[Data records]
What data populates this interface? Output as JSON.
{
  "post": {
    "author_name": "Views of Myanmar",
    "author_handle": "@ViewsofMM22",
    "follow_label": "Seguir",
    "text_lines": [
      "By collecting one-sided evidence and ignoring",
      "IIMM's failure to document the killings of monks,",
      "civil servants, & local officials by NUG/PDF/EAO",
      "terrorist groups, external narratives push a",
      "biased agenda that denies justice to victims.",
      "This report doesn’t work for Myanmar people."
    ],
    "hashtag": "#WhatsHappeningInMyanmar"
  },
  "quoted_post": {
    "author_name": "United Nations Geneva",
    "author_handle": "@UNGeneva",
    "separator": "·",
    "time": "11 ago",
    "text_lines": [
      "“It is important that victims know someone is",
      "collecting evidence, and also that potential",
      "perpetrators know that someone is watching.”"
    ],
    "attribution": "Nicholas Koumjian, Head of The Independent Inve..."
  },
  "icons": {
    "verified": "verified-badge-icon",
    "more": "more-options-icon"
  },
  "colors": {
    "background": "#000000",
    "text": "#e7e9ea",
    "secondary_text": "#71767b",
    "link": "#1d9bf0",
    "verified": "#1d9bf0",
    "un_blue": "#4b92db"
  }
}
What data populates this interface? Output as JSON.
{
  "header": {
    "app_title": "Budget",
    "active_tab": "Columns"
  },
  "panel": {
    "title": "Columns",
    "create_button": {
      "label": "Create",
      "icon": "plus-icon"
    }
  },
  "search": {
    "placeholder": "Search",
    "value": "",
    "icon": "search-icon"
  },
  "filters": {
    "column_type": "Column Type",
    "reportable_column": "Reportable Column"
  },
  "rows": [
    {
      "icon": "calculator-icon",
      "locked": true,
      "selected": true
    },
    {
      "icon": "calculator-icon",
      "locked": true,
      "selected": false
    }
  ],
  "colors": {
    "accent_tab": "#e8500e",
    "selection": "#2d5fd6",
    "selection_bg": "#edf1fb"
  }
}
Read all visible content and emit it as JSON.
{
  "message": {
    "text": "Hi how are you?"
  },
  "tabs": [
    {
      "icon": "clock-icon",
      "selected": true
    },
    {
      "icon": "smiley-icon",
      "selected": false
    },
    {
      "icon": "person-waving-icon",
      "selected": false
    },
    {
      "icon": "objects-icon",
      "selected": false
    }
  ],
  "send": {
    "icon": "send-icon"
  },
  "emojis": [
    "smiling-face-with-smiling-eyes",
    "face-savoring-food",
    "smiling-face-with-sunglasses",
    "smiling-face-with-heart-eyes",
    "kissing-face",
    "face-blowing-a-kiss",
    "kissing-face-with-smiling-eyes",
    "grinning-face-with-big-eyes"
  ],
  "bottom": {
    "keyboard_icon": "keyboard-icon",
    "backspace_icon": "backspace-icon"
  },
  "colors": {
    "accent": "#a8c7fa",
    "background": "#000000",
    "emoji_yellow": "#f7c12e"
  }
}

---

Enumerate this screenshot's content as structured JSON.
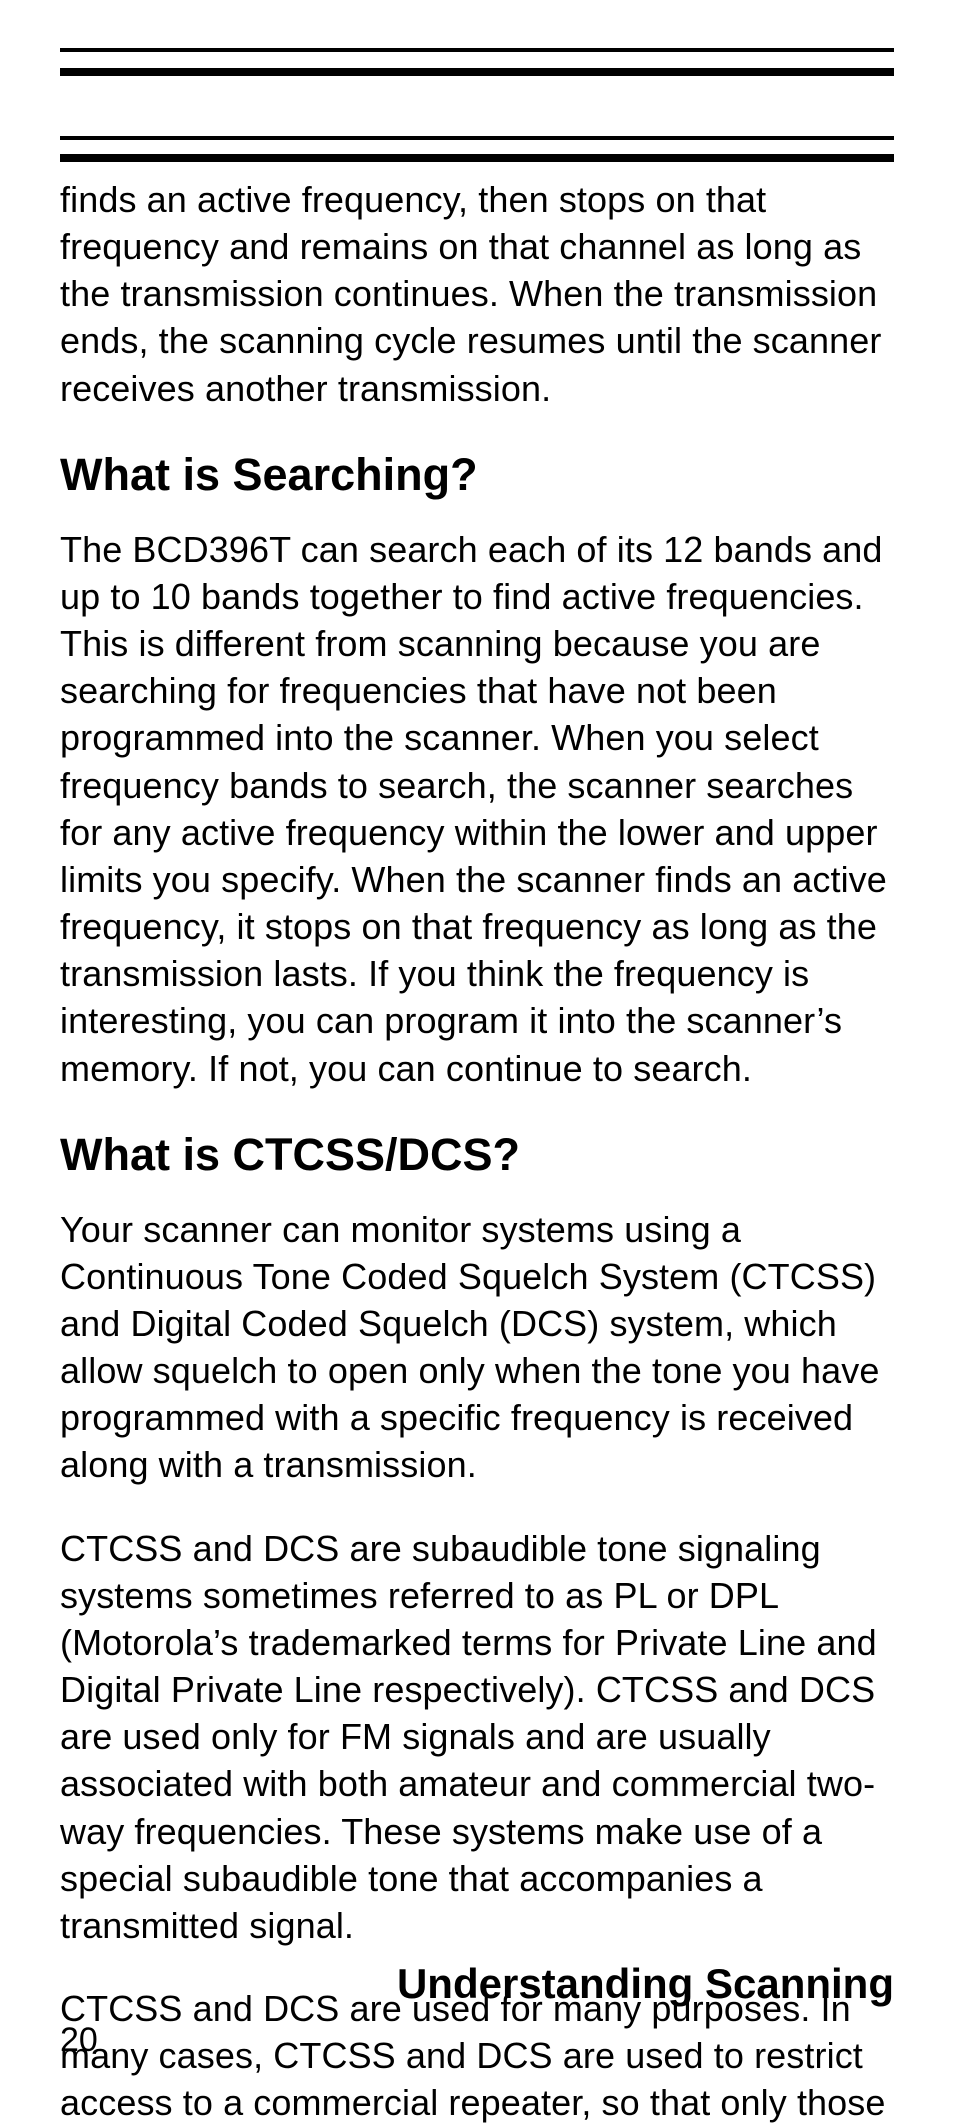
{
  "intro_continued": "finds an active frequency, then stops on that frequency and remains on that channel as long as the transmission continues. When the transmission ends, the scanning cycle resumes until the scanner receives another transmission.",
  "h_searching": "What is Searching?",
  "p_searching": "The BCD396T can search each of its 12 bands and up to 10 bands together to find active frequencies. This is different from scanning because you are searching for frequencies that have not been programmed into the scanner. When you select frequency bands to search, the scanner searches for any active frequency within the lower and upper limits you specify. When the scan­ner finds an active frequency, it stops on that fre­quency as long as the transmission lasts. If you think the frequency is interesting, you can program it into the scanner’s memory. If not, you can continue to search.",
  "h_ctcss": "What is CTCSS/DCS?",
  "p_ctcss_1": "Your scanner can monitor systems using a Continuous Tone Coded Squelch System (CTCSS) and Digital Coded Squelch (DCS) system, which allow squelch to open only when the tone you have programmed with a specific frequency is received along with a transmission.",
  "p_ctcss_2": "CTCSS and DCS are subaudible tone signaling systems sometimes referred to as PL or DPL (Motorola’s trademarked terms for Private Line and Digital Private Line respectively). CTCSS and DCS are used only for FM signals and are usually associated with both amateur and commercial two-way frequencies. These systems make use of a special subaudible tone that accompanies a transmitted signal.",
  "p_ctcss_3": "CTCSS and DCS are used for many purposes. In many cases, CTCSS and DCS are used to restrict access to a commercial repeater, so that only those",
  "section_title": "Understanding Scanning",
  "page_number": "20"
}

...

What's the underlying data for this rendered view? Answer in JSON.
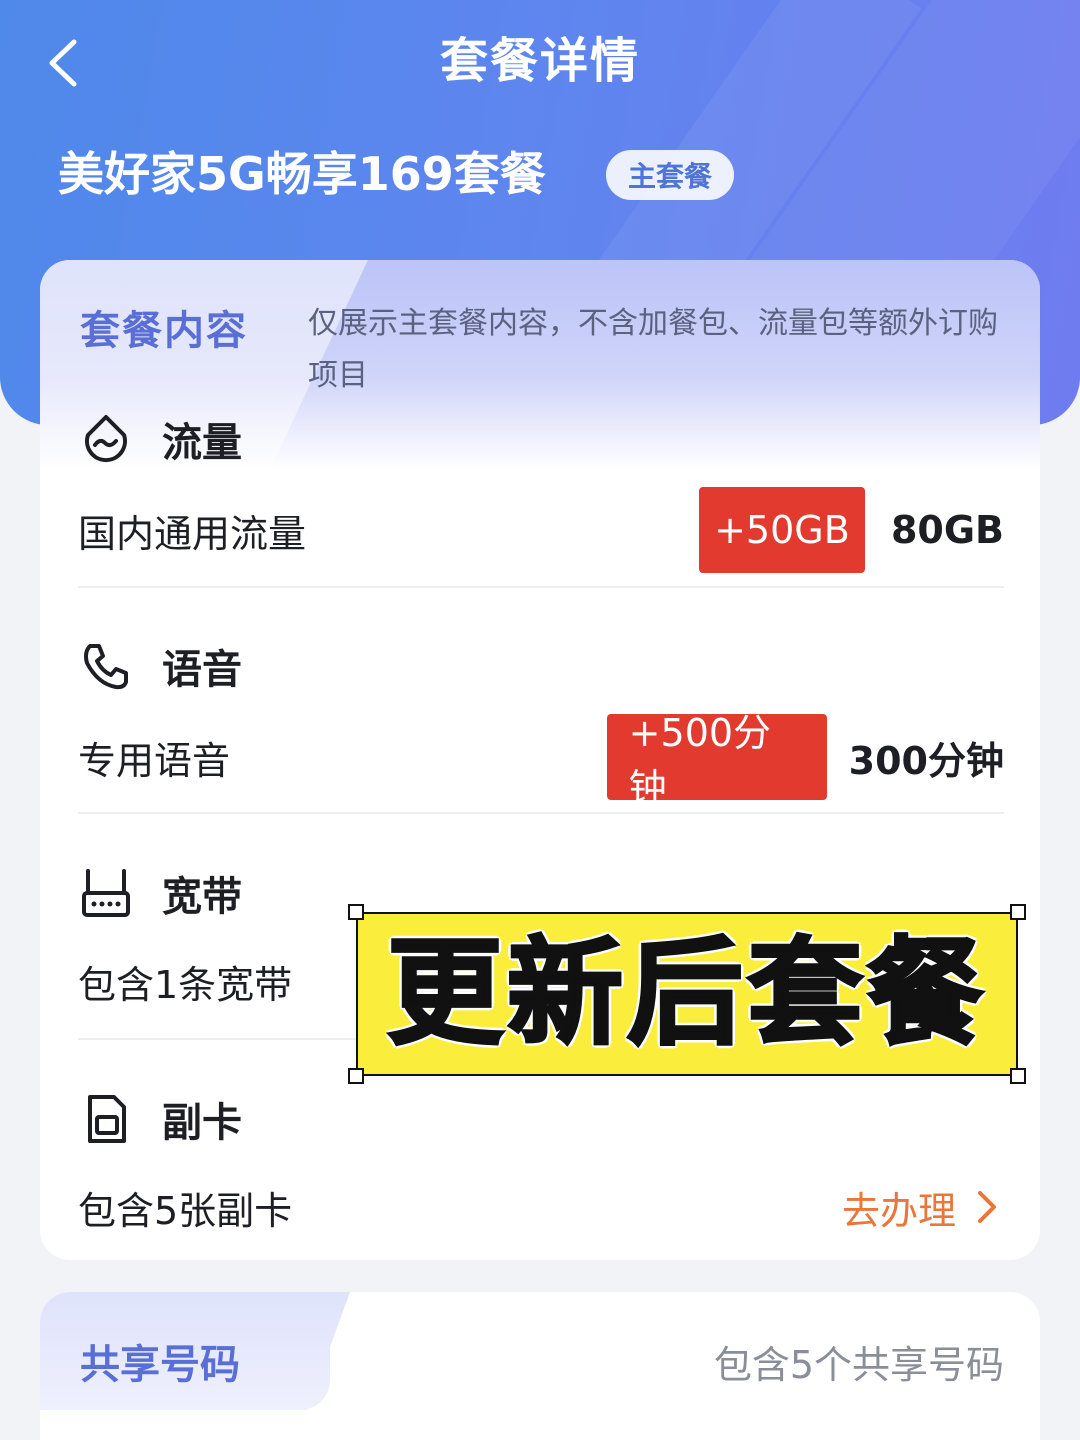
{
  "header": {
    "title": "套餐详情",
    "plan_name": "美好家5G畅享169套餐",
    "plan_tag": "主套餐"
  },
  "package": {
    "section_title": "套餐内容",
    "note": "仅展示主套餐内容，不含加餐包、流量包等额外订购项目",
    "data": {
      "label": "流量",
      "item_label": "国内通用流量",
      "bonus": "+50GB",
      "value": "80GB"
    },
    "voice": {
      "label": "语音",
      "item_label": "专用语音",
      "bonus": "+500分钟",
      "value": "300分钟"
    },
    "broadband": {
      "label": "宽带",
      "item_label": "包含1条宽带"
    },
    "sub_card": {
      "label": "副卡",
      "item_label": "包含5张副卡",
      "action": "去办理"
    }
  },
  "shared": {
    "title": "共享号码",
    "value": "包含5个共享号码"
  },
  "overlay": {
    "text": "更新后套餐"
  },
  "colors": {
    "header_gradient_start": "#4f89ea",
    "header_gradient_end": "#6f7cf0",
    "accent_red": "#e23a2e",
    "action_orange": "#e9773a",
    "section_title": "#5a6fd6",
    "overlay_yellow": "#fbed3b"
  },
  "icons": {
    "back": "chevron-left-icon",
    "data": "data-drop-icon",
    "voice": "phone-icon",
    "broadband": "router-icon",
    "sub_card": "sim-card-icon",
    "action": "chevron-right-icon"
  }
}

Challenge: Report the number of lines in the entries above that include the string "know". Give nothing but the number.

The response: 2